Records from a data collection
—————
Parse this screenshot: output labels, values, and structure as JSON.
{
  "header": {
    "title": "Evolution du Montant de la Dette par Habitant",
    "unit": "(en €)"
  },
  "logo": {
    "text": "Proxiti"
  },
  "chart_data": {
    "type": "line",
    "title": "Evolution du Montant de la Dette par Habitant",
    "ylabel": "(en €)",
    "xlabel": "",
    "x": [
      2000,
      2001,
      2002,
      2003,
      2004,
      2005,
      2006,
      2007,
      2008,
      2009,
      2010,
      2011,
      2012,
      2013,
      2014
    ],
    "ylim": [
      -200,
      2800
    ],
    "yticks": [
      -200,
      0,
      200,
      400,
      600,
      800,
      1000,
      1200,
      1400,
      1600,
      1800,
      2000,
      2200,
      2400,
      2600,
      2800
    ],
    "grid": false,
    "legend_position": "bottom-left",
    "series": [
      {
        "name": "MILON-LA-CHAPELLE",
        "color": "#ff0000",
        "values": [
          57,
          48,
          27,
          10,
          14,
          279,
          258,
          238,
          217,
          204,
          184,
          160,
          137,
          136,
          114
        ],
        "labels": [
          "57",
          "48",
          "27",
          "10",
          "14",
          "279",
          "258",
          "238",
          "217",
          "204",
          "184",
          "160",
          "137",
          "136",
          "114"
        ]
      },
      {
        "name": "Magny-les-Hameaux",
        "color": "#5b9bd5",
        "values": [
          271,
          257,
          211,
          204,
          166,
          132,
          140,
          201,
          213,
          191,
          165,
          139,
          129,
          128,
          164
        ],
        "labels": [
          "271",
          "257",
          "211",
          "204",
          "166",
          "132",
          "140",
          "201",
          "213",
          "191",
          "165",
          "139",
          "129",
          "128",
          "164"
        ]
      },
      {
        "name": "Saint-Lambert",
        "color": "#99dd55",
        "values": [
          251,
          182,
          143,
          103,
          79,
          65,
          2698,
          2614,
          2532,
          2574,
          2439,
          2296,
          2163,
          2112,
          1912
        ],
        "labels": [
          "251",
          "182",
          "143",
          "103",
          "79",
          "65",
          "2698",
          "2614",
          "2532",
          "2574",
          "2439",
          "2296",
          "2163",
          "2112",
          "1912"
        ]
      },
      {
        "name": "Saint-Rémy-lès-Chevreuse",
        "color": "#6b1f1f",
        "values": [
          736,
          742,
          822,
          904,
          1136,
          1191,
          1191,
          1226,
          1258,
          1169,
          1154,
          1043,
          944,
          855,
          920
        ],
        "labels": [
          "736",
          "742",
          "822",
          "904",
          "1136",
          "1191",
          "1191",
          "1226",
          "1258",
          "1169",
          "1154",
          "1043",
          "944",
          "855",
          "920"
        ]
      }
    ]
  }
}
—————
Set exercise: Copy all the lines, exactly.

Exercise output:
Parse this screenshot: output labels, values, and structure as JSON.
{
  "header": {
    "title": "Evolution du Montant de la Dette par Habitant",
    "unit": "(en €)"
  },
  "logo": {
    "text": "Proxiti"
  },
  "chart_data": {
    "type": "line",
    "title": "Evolution du Montant de la Dette par Habitant",
    "ylabel": "(en €)",
    "xlabel": "",
    "x": [
      2000,
      2001,
      2002,
      2003,
      2004,
      2005,
      2006,
      2007,
      2008,
      2009,
      2010,
      2011,
      2012,
      2013,
      2014
    ],
    "ylim": [
      -200,
      2800
    ],
    "yticks": [
      -200,
      0,
      200,
      400,
      600,
      800,
      1000,
      1200,
      1400,
      1600,
      1800,
      2000,
      2200,
      2400,
      2600,
      2800
    ],
    "grid": false,
    "legend_position": "bottom-left",
    "series": [
      {
        "name": "MILON-LA-CHAPELLE",
        "color": "#ff0000",
        "values": [
          57,
          48,
          27,
          10,
          14,
          279,
          258,
          238,
          217,
          204,
          184,
          160,
          137,
          136,
          114
        ],
        "labels": [
          "57",
          "48",
          "27",
          "10",
          "14",
          "279",
          "258",
          "238",
          "217",
          "204",
          "184",
          "160",
          "137",
          "136",
          "114"
        ]
      },
      {
        "name": "Magny-les-Hameaux",
        "color": "#5b9bd5",
        "values": [
          271,
          257,
          211,
          204,
          166,
          132,
          140,
          201,
          213,
          191,
          165,
          139,
          129,
          128,
          164
        ],
        "labels": [
          "271",
          "257",
          "211",
          "204",
          "166",
          "132",
          "140",
          "201",
          "213",
          "191",
          "165",
          "139",
          "129",
          "128",
          "164"
        ]
      },
      {
        "name": "Saint-Lambert",
        "color": "#99dd55",
        "values": [
          251,
          182,
          143,
          103,
          79,
          65,
          2698,
          2614,
          2532,
          2574,
          2439,
          2296,
          2163,
          2112,
          1912
        ],
        "labels": [
          "251",
          "182",
          "143",
          "103",
          "79",
          "65",
          "2698",
          "2614",
          "2532",
          "2574",
          "2439",
          "2296",
          "2163",
          "2112",
          "1912"
        ]
      },
      {
        "name": "Saint-Rémy-lès-Chevreuse",
        "color": "#6b1f1f",
        "values": [
          736,
          742,
          822,
          904,
          1136,
          1191,
          1191,
          1226,
          1258,
          1169,
          1154,
          1043,
          944,
          855,
          920
        ],
        "labels": [
          "736",
          "742",
          "822",
          "904",
          "1136",
          "1191",
          "1191",
          "1226",
          "1258",
          "1169",
          "1154",
          "1043",
          "944",
          "855",
          "920"
        ]
      }
    ]
  }
}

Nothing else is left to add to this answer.